What the task requires: Exactly reproduce each record listed below.

Task inputs:
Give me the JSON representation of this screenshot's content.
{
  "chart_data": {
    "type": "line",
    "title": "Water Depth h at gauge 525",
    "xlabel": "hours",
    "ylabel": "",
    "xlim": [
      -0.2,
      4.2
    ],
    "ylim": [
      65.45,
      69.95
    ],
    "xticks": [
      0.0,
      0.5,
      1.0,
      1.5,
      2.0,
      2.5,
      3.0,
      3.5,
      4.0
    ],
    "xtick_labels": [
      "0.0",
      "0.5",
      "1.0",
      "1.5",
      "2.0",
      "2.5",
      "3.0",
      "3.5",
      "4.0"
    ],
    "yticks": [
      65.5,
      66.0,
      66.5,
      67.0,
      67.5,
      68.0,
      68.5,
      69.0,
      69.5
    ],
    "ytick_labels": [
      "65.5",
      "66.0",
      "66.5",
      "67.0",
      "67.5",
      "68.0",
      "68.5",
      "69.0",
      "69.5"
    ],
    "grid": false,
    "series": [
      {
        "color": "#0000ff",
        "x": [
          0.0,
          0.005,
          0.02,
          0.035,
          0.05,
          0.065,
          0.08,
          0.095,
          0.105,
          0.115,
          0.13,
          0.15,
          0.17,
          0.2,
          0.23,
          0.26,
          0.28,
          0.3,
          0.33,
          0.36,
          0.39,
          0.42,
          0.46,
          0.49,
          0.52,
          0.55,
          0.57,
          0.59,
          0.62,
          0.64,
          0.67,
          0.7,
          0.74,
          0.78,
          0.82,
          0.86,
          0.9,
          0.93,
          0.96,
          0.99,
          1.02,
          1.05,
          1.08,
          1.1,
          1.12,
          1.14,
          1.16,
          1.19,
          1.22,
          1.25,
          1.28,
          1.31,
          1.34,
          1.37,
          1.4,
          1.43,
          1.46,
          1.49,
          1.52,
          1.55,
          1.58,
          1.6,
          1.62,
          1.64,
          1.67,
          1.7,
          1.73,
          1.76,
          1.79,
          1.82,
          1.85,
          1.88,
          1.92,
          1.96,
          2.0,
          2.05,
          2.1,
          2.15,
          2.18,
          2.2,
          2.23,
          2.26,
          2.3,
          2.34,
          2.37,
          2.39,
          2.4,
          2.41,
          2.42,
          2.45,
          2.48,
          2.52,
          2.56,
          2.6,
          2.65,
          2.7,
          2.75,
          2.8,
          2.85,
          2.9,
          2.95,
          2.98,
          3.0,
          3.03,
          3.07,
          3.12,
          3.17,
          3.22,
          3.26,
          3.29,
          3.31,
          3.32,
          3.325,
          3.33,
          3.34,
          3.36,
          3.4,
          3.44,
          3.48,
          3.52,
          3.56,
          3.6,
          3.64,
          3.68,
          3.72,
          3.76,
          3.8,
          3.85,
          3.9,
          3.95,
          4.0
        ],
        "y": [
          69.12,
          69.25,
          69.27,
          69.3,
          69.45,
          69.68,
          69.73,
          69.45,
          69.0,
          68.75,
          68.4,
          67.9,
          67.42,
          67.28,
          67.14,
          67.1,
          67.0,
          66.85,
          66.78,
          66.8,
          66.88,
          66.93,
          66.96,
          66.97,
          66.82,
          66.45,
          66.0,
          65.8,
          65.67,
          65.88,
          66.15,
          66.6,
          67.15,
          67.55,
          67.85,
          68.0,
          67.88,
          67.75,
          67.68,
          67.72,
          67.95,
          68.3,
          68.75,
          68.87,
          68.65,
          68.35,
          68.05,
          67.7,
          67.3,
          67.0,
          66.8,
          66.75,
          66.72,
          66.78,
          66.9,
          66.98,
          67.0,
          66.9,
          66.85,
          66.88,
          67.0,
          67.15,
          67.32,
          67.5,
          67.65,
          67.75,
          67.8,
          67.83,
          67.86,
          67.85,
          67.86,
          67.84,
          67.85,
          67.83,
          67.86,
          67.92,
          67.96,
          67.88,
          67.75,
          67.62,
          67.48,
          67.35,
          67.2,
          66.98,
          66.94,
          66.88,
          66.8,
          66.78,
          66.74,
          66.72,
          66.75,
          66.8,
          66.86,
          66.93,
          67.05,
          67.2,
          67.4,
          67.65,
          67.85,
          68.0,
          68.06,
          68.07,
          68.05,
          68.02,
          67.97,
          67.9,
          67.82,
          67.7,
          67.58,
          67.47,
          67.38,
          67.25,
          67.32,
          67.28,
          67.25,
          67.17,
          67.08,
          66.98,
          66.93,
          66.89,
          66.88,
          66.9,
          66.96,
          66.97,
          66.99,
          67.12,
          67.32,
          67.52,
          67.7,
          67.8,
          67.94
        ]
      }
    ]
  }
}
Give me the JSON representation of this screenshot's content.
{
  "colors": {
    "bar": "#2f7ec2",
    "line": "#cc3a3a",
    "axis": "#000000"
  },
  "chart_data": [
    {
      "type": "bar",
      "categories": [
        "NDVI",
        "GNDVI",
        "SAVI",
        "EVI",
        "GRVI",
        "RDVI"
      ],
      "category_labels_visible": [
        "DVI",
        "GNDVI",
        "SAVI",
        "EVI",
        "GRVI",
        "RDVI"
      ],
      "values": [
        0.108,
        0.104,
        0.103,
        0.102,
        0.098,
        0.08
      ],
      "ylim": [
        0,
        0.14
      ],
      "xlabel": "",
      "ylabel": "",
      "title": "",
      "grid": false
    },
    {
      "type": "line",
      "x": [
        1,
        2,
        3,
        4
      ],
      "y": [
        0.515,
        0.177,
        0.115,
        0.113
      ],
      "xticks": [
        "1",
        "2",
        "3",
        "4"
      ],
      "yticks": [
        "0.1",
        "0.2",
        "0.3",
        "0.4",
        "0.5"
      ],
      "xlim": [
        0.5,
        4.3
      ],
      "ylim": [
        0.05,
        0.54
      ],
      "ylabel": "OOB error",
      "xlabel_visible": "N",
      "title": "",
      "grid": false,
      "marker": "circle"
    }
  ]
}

The answer:
Give me the JSON representation of this screenshot's content.
{
  "chart_data": {
    "type": "line",
    "title": "Water Depth h at gauge 525",
    "xlabel": "hours",
    "ylabel": "",
    "xlim": [
      -0.2,
      4.2
    ],
    "ylim": [
      65.45,
      69.95
    ],
    "xticks": [
      0.0,
      0.5,
      1.0,
      1.5,
      2.0,
      2.5,
      3.0,
      3.5,
      4.0
    ],
    "xtick_labels": [
      "0.0",
      "0.5",
      "1.0",
      "1.5",
      "2.0",
      "2.5",
      "3.0",
      "3.5",
      "4.0"
    ],
    "yticks": [
      65.5,
      66.0,
      66.5,
      67.0,
      67.5,
      68.0,
      68.5,
      69.0,
      69.5
    ],
    "ytick_labels": [
      "65.5",
      "66.0",
      "66.5",
      "67.0",
      "67.5",
      "68.0",
      "68.5",
      "69.0",
      "69.5"
    ],
    "grid": false,
    "series": [
      {
        "color": "#0000ff",
        "x": [
          0.0,
          0.005,
          0.02,
          0.035,
          0.05,
          0.065,
          0.08,
          0.095,
          0.105,
          0.115,
          0.13,
          0.15,
          0.17,
          0.2,
          0.23,
          0.26,
          0.28,
          0.3,
          0.33,
          0.36,
          0.39,
          0.42,
          0.46,
          0.49,
          0.52,
          0.55,
          0.57,
          0.59,
          0.62,
          0.64,
          0.67,
          0.7,
          0.74,
          0.78,
          0.82,
          0.86,
          0.9,
          0.93,
          0.96,
          0.99,
          1.02,
          1.05,
          1.08,
          1.1,
          1.12,
          1.14,
          1.16,
          1.19,
          1.22,
          1.25,
          1.28,
          1.31,
          1.34,
          1.37,
          1.4,
          1.43,
          1.46,
          1.49,
          1.52,
          1.55,
          1.58,
          1.6,
          1.62,
          1.64,
          1.67,
          1.7,
          1.73,
          1.76,
          1.79,
          1.82,
          1.85,
          1.88,
          1.92,
          1.96,
          2.0,
          2.05,
          2.1,
          2.15,
          2.18,
          2.2,
          2.23,
          2.26,
          2.3,
          2.34,
          2.37,
          2.39,
          2.4,
          2.41,
          2.42,
          2.45,
          2.48,
          2.52,
          2.56,
          2.6,
          2.65,
          2.7,
          2.75,
          2.8,
          2.85,
          2.9,
          2.95,
          2.98,
          3.0,
          3.03,
          3.07,
          3.12,
          3.17,
          3.22,
          3.26,
          3.29,
          3.31,
          3.32,
          3.325,
          3.33,
          3.34,
          3.36,
          3.4,
          3.44,
          3.48,
          3.52,
          3.56,
          3.6,
          3.64,
          3.68,
          3.72,
          3.76,
          3.8,
          3.85,
          3.9,
          3.95,
          4.0
        ],
        "y": [
          69.12,
          69.25,
          69.27,
          69.3,
          69.45,
          69.68,
          69.73,
          69.45,
          69.0,
          68.75,
          68.4,
          67.9,
          67.42,
          67.28,
          67.14,
          67.1,
          67.0,
          66.85,
          66.78,
          66.8,
          66.88,
          66.93,
          66.96,
          66.97,
          66.82,
          66.45,
          66.0,
          65.8,
          65.67,
          65.88,
          66.15,
          66.6,
          67.15,
          67.55,
          67.85,
          68.0,
          67.88,
          67.75,
          67.68,
          67.72,
          67.95,
          68.3,
          68.75,
          68.87,
          68.65,
          68.35,
          68.05,
          67.7,
          67.3,
          67.0,
          66.8,
          66.75,
          66.72,
          66.78,
          66.9,
          66.98,
          67.0,
          66.9,
          66.85,
          66.88,
          67.0,
          67.15,
          67.32,
          67.5,
          67.65,
          67.75,
          67.8,
          67.83,
          67.86,
          67.85,
          67.86,
          67.84,
          67.85,
          67.83,
          67.86,
          67.92,
          67.96,
          67.88,
          67.75,
          67.62,
          67.48,
          67.35,
          67.2,
          66.98,
          66.94,
          66.88,
          66.8,
          66.78,
          66.74,
          66.72,
          66.75,
          66.8,
          66.86,
          66.93,
          67.05,
          67.2,
          67.4,
          67.65,
          67.85,
          68.0,
          68.06,
          68.07,
          68.05,
          68.02,
          67.97,
          67.9,
          67.82,
          67.7,
          67.58,
          67.47,
          67.38,
          67.25,
          67.32,
          67.28,
          67.25,
          67.17,
          67.08,
          66.98,
          66.93,
          66.89,
          66.88,
          66.9,
          66.96,
          66.97,
          66.99,
          67.12,
          67.32,
          67.52,
          67.7,
          67.8,
          67.94
        ]
      }
    ]
  }
}
Give me the JSON representation of this screenshot's content.
{
  "colors": {
    "bar": "#2f7ec2",
    "line": "#cc3a3a",
    "axis": "#000000"
  },
  "chart_data": [
    {
      "type": "bar",
      "categories": [
        "NDVI",
        "GNDVI",
        "SAVI",
        "EVI",
        "GRVI",
        "RDVI"
      ],
      "category_labels_visible": [
        "DVI",
        "GNDVI",
        "SAVI",
        "EVI",
        "GRVI",
        "RDVI"
      ],
      "values": [
        0.108,
        0.104,
        0.103,
        0.102,
        0.098,
        0.08
      ],
      "ylim": [
        0,
        0.14
      ],
      "xlabel": "",
      "ylabel": "",
      "title": "",
      "grid": false
    },
    {
      "type": "line",
      "x": [
        1,
        2,
        3,
        4
      ],
      "y": [
        0.515,
        0.177,
        0.115,
        0.113
      ],
      "xticks": [
        "1",
        "2",
        "3",
        "4"
      ],
      "yticks": [
        "0.1",
        "0.2",
        "0.3",
        "0.4",
        "0.5"
      ],
      "xlim": [
        0.5,
        4.3
      ],
      "ylim": [
        0.05,
        0.54
      ],
      "ylabel": "OOB error",
      "xlabel_visible": "N",
      "title": "",
      "grid": false,
      "marker": "circle"
    }
  ]
}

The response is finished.